--- start Given data ---
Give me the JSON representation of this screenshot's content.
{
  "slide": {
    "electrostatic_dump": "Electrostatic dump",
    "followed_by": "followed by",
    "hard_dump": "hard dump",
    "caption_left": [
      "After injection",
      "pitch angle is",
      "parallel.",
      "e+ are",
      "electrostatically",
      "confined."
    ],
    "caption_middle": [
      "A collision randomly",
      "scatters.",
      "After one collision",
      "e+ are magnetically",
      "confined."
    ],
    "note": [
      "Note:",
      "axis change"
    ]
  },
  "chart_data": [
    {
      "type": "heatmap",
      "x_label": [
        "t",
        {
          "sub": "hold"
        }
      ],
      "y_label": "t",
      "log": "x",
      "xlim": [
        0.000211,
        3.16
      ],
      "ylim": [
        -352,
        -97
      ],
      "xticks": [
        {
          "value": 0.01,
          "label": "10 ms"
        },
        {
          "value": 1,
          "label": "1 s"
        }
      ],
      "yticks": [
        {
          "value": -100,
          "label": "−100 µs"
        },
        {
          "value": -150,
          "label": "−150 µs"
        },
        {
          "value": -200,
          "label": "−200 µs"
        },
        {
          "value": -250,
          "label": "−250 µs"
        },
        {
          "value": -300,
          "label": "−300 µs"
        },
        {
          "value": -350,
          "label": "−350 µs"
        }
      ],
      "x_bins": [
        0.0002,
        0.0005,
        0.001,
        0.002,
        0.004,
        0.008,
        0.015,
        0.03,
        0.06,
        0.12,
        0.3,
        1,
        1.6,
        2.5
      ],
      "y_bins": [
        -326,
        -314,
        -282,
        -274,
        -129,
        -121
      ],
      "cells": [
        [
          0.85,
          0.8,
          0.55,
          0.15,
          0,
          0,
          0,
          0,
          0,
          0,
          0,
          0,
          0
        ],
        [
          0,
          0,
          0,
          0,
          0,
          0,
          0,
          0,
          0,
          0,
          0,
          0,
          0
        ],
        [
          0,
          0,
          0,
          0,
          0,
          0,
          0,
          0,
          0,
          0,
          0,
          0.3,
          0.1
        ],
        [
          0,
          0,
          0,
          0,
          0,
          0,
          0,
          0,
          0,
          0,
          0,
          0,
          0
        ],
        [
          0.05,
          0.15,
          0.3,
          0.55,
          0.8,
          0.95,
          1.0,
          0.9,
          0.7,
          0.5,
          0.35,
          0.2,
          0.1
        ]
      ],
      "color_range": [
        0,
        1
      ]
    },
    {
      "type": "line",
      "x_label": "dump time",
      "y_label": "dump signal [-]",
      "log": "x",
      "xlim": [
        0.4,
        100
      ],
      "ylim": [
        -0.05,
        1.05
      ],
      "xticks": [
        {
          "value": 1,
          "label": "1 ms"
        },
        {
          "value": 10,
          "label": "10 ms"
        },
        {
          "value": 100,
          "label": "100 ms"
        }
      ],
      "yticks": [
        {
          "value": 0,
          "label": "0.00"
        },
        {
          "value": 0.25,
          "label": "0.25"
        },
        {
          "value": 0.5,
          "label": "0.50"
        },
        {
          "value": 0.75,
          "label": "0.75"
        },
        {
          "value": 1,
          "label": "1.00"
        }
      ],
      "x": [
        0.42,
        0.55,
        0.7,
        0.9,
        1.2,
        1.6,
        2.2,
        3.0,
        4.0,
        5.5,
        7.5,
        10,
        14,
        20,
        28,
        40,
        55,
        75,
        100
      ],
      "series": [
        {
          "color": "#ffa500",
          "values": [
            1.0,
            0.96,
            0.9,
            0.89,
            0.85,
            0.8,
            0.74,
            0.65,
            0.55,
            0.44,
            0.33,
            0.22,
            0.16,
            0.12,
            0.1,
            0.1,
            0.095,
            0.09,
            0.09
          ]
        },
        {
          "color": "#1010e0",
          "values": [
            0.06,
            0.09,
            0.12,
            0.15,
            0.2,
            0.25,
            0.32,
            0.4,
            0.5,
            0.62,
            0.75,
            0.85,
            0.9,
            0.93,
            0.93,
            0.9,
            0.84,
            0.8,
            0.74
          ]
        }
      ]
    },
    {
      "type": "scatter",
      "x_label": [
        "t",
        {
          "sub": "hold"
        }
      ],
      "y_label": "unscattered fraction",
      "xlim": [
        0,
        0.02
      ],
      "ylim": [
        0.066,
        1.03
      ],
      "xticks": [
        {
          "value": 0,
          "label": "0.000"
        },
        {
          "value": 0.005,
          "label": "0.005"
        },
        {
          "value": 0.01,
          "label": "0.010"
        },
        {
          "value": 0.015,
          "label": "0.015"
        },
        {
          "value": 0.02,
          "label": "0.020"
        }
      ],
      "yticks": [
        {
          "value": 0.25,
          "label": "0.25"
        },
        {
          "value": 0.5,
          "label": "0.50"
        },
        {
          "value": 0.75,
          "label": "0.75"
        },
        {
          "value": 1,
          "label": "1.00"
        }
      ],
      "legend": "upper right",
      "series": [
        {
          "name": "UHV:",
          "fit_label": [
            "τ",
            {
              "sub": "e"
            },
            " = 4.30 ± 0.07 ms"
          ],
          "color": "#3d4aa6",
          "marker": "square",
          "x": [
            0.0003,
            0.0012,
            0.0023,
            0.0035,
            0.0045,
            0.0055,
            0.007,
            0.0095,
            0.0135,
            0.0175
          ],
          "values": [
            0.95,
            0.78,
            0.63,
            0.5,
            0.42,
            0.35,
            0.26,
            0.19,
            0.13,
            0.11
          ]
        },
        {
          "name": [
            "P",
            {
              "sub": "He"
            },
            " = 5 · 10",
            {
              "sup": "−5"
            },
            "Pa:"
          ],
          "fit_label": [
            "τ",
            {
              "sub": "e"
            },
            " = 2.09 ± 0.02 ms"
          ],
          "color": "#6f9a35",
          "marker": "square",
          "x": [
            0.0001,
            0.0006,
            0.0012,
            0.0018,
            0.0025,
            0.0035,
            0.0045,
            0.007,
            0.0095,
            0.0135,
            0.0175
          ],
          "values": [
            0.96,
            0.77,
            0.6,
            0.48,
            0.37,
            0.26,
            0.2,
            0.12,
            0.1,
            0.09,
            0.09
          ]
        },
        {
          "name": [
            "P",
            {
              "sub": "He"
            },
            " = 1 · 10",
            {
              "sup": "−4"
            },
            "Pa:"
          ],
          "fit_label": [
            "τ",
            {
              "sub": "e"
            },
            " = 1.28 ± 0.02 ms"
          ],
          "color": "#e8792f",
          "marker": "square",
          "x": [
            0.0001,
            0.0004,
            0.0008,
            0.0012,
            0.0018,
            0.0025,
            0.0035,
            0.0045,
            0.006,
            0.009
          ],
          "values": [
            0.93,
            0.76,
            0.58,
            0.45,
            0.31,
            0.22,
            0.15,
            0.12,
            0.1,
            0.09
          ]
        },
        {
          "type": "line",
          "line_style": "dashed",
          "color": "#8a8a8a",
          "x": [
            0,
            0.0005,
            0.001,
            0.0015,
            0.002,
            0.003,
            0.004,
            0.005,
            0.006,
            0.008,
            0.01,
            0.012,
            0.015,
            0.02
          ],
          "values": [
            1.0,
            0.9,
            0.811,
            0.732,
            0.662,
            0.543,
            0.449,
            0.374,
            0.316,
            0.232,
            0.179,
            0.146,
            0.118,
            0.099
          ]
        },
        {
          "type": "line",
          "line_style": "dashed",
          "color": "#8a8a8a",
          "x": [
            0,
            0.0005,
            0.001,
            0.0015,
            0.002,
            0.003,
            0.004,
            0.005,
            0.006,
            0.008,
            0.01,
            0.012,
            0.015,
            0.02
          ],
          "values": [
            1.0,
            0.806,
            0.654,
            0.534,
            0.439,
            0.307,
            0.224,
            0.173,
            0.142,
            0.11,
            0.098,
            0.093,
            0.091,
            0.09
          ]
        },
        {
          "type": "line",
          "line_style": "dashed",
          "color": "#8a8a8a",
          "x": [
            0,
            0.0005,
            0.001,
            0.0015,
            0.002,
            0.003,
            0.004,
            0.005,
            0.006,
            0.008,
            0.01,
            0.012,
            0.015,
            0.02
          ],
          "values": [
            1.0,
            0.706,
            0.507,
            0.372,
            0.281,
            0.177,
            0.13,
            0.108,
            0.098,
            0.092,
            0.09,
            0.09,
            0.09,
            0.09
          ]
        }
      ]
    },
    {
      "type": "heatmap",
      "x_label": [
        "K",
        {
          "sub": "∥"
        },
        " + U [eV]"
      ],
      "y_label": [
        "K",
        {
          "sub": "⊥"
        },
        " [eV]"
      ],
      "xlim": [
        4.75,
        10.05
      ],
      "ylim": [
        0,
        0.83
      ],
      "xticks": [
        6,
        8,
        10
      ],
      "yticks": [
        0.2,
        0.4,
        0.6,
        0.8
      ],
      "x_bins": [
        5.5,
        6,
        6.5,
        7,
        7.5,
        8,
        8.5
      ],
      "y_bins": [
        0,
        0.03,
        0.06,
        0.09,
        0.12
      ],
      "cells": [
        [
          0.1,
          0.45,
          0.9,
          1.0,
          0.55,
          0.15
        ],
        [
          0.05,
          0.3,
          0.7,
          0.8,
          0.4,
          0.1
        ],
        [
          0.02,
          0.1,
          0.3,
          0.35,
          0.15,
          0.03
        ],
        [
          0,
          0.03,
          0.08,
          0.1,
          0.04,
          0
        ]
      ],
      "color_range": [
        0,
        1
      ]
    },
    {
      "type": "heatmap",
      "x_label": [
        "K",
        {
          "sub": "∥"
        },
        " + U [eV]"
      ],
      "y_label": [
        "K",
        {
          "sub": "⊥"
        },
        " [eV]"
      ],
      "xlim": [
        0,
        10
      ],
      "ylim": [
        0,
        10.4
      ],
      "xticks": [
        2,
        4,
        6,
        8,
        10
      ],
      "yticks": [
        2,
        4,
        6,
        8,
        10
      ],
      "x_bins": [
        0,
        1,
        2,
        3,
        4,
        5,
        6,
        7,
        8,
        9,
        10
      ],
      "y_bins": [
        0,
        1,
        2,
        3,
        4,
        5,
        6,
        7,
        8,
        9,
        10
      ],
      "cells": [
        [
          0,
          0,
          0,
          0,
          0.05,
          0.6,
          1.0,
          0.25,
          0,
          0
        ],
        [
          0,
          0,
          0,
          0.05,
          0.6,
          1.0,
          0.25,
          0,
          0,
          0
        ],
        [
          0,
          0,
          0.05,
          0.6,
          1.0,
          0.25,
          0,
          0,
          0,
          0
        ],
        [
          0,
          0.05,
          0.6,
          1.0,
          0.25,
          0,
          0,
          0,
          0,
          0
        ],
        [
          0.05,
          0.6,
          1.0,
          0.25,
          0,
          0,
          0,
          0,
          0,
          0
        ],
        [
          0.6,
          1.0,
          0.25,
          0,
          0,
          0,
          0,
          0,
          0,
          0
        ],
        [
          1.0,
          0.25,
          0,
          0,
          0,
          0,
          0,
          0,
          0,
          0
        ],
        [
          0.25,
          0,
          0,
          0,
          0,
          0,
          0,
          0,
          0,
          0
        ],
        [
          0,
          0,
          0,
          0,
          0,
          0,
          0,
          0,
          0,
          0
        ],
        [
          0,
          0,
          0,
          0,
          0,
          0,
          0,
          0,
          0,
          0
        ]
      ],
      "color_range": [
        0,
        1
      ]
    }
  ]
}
--- end Given data ---
- **Work to be completed**: From the listing above, pick out every line containing "collision".

- **Task output**:
      "A collision randomly",
      "After one collision",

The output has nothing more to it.